[Start of EXTRACTED INFORMATION]

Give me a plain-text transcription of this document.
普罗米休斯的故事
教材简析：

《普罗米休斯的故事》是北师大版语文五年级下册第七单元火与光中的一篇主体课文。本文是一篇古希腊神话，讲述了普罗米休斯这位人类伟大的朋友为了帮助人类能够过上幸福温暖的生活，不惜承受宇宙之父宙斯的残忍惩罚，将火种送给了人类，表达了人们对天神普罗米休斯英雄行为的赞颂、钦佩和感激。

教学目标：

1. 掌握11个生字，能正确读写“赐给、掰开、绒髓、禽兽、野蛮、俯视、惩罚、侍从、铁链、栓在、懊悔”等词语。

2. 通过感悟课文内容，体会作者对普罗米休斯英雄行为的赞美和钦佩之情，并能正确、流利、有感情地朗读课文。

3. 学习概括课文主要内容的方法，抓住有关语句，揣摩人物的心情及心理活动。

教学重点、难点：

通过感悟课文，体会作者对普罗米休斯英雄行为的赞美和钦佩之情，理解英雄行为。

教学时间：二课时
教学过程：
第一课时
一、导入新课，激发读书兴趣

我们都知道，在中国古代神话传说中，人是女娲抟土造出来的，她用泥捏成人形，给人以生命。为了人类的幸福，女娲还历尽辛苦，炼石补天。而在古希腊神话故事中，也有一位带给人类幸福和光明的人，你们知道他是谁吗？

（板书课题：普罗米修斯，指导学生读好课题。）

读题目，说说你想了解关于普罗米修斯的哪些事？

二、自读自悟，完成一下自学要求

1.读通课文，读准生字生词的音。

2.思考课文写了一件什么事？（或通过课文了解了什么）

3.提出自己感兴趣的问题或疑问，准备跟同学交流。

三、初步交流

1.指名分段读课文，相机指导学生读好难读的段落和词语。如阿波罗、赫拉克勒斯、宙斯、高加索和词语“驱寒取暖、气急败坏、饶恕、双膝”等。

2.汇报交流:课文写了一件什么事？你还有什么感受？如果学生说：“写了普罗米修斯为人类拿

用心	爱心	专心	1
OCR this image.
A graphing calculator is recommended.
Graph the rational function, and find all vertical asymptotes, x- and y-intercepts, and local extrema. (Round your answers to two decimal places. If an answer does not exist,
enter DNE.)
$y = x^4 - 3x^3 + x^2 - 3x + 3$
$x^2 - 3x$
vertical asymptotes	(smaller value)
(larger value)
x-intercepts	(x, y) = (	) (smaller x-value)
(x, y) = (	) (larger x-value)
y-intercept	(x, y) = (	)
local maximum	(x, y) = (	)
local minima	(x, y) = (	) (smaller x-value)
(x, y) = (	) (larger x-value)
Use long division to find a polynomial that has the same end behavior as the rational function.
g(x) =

[End of EXTRACTED INFORMATION]

◆ TASK GOAL:
Your task is to list each line of the records with the word "intercepts".

◆ WORKED SOLUTION:
Graph the rational function, and find all vertical asymptotes, x- and y-intercepts, and local extrema. (Round your answers to two decimal places. If an answer does not exist,
x-intercepts	(x, y) = (	) (smaller x-value)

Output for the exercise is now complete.